### REQUIRED ACTIONS
**A.** Answer these questions using the blog post on data visualization.
(i) What topic did John Brookmyre blog about in the post mentioned last week?
(ii) About how long ago did the writer trial the software from Tableau Software?
(iii) Through what kind of front end was the product the client purchased deployed?
**B.** Write the next part of the blog post on data visualization, picking up after its final sentence.

### GIVEN TEXT
_ _ _
Retail Monster

Friday, 9 January 2009

Data Visualization Golden Rules

Last week I posted about a friend of mine, John Brookmyre, who blogged about getting started with cloud computing. It's a great post and John's blog is something that's definately worth keeping an eye on, because he understands and can communicate business intelligence very well in addition to being able to deliver technically in some 20+ platforms.



John's latest post, is about business intelligence data visualization, something that I've been very interested in for the 2 years, and have written about my experiences in the following;


Interestingly, Johns post has been commented on by Tableau Software, who are niche players in the BI market, but among the industry leaders in BI data visualisation. You can trial the software, which I did about 9 months ago when I was looking for alternatives to Microsoft Performance Point Server.



On that occasion the client purchased PPS instead, which we deployed via a customised sharepoint front end. We got round the limitations of both PPS and sharepoint with some clever visualisation tricks and the result was stunning. I'd been reading Stephen Few's blog for a while, (he's a modern day Edward Tufte) and also had some recent experience of heuristic evaluation, which meant I was well up to speed on usability and visualization. If your interested in getting into the subject then these are good places to start.
_ _ _
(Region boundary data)
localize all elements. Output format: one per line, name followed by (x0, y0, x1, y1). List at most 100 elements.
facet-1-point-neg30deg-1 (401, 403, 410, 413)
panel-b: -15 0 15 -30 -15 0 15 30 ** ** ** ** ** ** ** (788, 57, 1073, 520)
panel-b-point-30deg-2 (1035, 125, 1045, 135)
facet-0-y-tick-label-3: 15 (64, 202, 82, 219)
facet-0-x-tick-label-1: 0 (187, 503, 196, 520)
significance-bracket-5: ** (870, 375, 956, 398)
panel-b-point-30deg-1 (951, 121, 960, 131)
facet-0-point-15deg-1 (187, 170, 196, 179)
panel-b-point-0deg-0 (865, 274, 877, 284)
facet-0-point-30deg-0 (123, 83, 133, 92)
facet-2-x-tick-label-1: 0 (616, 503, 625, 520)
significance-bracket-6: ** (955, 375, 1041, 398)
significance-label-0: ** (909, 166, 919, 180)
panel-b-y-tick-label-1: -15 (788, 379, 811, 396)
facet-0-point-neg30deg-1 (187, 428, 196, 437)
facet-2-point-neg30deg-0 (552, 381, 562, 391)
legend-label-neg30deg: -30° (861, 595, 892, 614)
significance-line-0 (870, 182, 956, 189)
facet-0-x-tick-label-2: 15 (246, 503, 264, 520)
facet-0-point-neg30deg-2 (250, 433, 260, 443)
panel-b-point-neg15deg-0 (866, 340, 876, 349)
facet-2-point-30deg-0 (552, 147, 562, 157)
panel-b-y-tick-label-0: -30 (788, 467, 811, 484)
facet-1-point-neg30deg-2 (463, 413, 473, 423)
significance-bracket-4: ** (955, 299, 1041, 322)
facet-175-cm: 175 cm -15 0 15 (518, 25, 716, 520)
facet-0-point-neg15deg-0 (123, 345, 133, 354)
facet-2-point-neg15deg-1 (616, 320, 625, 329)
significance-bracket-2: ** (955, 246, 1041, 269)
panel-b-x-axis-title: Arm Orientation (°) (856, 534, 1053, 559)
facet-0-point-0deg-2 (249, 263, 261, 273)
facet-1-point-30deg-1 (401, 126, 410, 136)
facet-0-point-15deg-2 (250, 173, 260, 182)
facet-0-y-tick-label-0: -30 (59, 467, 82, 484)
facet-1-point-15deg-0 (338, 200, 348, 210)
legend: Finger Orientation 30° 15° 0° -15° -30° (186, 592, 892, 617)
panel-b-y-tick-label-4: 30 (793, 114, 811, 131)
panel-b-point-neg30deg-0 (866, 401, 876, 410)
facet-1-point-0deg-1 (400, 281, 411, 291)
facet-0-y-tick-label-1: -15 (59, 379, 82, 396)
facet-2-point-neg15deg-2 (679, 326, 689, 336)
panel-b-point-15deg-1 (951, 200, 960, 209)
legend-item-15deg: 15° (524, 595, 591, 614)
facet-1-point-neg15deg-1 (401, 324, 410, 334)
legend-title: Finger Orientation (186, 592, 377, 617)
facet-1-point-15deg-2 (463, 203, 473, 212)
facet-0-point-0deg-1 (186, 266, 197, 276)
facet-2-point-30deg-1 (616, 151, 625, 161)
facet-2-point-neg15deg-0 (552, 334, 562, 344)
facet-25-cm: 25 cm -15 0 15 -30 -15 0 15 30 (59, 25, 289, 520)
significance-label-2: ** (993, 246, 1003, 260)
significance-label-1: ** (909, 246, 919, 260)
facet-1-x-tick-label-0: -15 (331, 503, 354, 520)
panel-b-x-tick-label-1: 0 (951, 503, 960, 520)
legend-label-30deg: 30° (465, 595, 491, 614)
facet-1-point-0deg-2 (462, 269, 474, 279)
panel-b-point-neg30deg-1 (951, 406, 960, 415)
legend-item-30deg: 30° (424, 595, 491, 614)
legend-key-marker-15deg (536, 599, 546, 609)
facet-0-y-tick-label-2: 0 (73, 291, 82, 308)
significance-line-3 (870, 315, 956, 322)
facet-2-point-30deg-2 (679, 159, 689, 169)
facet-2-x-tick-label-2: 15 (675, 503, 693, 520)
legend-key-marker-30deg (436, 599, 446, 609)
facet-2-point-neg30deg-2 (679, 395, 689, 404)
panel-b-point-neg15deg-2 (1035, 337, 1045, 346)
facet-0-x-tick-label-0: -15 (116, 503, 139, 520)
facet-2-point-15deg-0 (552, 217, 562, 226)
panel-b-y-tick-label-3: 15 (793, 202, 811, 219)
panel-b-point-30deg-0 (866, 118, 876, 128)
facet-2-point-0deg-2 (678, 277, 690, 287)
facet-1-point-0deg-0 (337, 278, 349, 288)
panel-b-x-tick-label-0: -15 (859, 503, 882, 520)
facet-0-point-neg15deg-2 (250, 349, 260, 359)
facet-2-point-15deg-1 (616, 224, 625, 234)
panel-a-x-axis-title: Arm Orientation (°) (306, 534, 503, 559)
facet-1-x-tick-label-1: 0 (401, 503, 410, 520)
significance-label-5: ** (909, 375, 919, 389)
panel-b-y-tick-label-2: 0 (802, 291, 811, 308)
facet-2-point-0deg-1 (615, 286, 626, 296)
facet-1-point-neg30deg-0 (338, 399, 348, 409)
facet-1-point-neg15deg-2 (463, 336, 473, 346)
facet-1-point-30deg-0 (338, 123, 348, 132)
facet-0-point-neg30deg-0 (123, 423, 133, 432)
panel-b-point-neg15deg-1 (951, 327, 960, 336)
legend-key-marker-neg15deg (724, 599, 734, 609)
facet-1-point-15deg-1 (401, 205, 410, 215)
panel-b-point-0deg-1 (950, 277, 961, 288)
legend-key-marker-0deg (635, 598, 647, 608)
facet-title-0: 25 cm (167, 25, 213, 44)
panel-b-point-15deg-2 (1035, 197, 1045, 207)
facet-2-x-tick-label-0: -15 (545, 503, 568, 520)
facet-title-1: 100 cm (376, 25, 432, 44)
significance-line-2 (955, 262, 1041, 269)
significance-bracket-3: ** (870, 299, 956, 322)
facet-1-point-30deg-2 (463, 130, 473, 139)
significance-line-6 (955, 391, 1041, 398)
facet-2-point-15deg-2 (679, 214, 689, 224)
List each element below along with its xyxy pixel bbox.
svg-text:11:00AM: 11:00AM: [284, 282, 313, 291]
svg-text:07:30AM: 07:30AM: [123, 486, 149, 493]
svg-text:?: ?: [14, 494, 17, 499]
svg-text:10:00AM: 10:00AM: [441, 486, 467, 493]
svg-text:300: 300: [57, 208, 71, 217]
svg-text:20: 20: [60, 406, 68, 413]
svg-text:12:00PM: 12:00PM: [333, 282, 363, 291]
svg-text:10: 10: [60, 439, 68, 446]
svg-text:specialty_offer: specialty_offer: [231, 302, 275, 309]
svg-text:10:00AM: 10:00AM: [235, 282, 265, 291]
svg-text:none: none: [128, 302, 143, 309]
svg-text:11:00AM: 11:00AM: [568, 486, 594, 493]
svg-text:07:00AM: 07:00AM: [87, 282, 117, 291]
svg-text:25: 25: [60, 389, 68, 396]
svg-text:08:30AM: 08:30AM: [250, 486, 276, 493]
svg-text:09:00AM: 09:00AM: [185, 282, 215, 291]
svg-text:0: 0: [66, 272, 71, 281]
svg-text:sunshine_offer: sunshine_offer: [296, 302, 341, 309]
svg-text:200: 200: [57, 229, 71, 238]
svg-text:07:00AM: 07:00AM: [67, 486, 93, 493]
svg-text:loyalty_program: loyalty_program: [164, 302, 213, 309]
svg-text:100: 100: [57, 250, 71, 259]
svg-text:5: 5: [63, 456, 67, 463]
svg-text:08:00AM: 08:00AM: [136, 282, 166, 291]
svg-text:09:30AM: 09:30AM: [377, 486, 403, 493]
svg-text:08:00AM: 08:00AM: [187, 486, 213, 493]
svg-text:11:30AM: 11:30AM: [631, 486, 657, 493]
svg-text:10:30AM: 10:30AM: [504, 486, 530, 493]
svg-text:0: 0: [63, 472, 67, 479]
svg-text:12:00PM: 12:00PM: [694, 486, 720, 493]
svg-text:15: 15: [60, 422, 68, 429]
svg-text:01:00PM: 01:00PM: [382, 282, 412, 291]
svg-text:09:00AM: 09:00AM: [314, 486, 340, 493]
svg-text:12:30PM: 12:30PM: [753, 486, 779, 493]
_ _ _
### ANSWERS BY TASK
**A.**
(i) Getting started with cloud computing.
(ii) About 9 months ago.
(iii) A customised SharePoint front end.

**B.**
Back to Tableau though. It's a very interesting product and I wasn't able to get through it all in the 28 days. I managed some very pleasing visualisations involving multiple graphs in a grid formation. The advantages of this being you waste very little space on title's and legends as you benefit from a write once, use many policy. I managed to get 25 graphs on screen (5x5) in a layout that wasn't off-putting, and I could see it working for business users. I've pasted in below an example of the tableau website, that demonstrates the type of visualisation I'm describing. (I like to think that mine was better though!)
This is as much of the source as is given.